* PROVIDED ENTRIES:

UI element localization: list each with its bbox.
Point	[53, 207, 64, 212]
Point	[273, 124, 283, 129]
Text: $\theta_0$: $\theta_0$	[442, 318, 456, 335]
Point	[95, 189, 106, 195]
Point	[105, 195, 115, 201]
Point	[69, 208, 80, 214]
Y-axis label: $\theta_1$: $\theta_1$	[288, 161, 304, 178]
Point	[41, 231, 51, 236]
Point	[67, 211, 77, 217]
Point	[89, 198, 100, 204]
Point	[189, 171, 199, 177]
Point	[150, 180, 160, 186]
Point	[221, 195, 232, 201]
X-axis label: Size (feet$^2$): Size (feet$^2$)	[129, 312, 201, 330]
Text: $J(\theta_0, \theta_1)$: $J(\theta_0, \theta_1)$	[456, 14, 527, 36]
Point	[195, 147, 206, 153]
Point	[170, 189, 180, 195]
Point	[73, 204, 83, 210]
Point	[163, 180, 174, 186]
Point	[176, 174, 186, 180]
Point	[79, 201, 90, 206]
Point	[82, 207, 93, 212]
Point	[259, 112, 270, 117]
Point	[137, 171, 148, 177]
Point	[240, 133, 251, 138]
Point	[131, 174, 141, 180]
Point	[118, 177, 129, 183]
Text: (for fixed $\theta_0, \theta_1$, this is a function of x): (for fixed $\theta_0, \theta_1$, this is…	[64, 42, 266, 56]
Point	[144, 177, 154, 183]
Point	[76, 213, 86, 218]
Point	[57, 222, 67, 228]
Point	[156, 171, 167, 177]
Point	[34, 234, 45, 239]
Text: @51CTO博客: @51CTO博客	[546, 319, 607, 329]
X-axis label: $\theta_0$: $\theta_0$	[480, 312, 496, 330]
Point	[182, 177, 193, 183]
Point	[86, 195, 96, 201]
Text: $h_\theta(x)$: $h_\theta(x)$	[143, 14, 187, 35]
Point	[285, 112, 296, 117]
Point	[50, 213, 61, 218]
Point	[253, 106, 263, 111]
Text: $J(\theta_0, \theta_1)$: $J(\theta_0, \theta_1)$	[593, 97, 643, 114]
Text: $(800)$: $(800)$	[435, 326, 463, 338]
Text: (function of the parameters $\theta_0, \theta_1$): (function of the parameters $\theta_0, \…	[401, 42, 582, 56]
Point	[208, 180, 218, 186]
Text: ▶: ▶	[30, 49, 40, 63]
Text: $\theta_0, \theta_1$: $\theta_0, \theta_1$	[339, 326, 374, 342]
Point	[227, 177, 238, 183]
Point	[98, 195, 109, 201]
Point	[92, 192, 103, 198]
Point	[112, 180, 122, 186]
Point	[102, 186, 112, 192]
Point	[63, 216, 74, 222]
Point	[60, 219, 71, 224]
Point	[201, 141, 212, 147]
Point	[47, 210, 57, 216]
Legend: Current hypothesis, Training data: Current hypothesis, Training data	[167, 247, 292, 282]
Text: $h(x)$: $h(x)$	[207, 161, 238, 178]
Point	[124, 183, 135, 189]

* WHAT YOU NEED TO DO: Rewrite all the lines above as a Markdown table with two columns, Row and Line, numbering the rows and omitting any blank lines.

* ANSWER TO THE EXERCISE:
| Row | Line |
|---|---|
| 1 | UI element localization: list each with its bbox. |
| 2 | Point	[53, 207, 64, 212] |
| 3 | Point	[273, 124, 283, 129] |
| 4 | Text: $\theta_0$: $\theta_0$	[442, 318, 456, 335] |
| 5 | Point	[95, 189, 106, 195] |
| 6 | Point	[105, 195, 115, 201] |
| 7 | Point	[69, 208, 80, 214] |
| 8 | Y-axis label: $\theta_1$: $\theta_1$	[288, 161, 304, 178] |
| 9 | Point	[41, 231, 51, 236] |
| 10 | Point	[67, 211, 77, 217] |
| 11 | Point	[89, 198, 100, 204] |
| 12 | Point	[189, 171, 199, 177] |
| 13 | Point	[150, 180, 160, 186] |
| 14 | Point	[221, 195, 232, 201] |
| 15 | X-axis label: Size (feet$^2$): Size (feet$^2$)	[129, 312, 201, 330] |
| 16 | Text: $J(\theta_0, \theta_1)$: $J(\theta_0, \theta_1)$	[456, 14, 527, 36] |
| 17 | Point	[195, 147, 206, 153] |
| 18 | Point	[170, 189, 180, 195] |
| 19 | Point	[73, 204, 83, 210] |
| 20 | Point	[163, 180, 174, 186] |
| 21 | Point	[176, 174, 186, 180] |
| 22 | Point	[79, 201, 90, 206] |
| 23 | Point	[82, 207, 93, 212] |
| 24 | Point	[259, 112, 270, 117] |
| 25 | Point	[137, 171, 148, 177] |
| 26 | Point	[240, 133, 251, 138] |
| 27 | Point	[131, 174, 141, 180] |
| 28 | Point	[118, 177, 129, 183] |
| 29 | Text: (for fixed $\theta_0, \theta_1$, this is a function of x): (for fixed $\theta_0, \theta_1$, this is…	[64, 42, 266, 56] |
| 30 | Point	[144, 177, 154, 183] |
| 31 | Point	[76, 213, 86, 218] |
| 32 | Point	[57, 222, 67, 228] |
| 33 | Point	[156, 171, 167, 177] |
| 34 | Point	[34, 234, 45, 239] |
| 35 | Text: @51CTO博客: @51CTO博客	[546, 319, 607, 329] |
| 36 | X-axis label: $\theta_0$: $\theta_0$	[480, 312, 496, 330] |
| 37 | Point	[182, 177, 193, 183] |
| 38 | Point	[86, 195, 96, 201] |
| 39 | Text: $h_\theta(x)$: $h_\theta(x)$	[143, 14, 187, 35] |
| 40 | Point	[285, 112, 296, 117] |
| 41 | Point	[50, 213, 61, 218] |
| 42 | Point	[253, 106, 263, 111] |
| 43 | Text: $J(\theta_0, \theta_1)$: $J(\theta_0, \theta_1)$	[593, 97, 643, 114] |
| 44 | Text: $(800)$: $(800)$	[435, 326, 463, 338] |
| 45 | Text: (function of the parameters $\theta_0, \theta_1$): (function of the parameters $\theta_0, \…	[401, 42, 582, 56] |
| 46 | Point	[208, 180, 218, 186] |
| 47 | Text: ▶: ▶	[30, 49, 40, 63] |
| 48 | Text: $\theta_0, \theta_1$: $\theta_0, \theta_1$	[339, 326, 374, 342] |
| 49 | Point	[227, 177, 238, 183] |
| 50 | Point	[98, 195, 109, 201] |
| 51 | Point	[92, 192, 103, 198] |
| 52 | Point	[112, 180, 122, 186] |
| 53 | Point	[102, 186, 112, 192] |
| 54 | Point	[63, 216, 74, 222] |
| 55 | Point	[60, 219, 71, 224] |
| 56 | Point	[201, 141, 212, 147] |
| 57 | Point	[47, 210, 57, 216] |
| 58 | Legend: Current hypothesis, Training data: Current hypothesis, Training data	[167, 247, 292, 282] |
| 59 | Text: $h(x)$: $h(x)$	[207, 161, 238, 178] |
| 60 | Point	[124, 183, 135, 189] |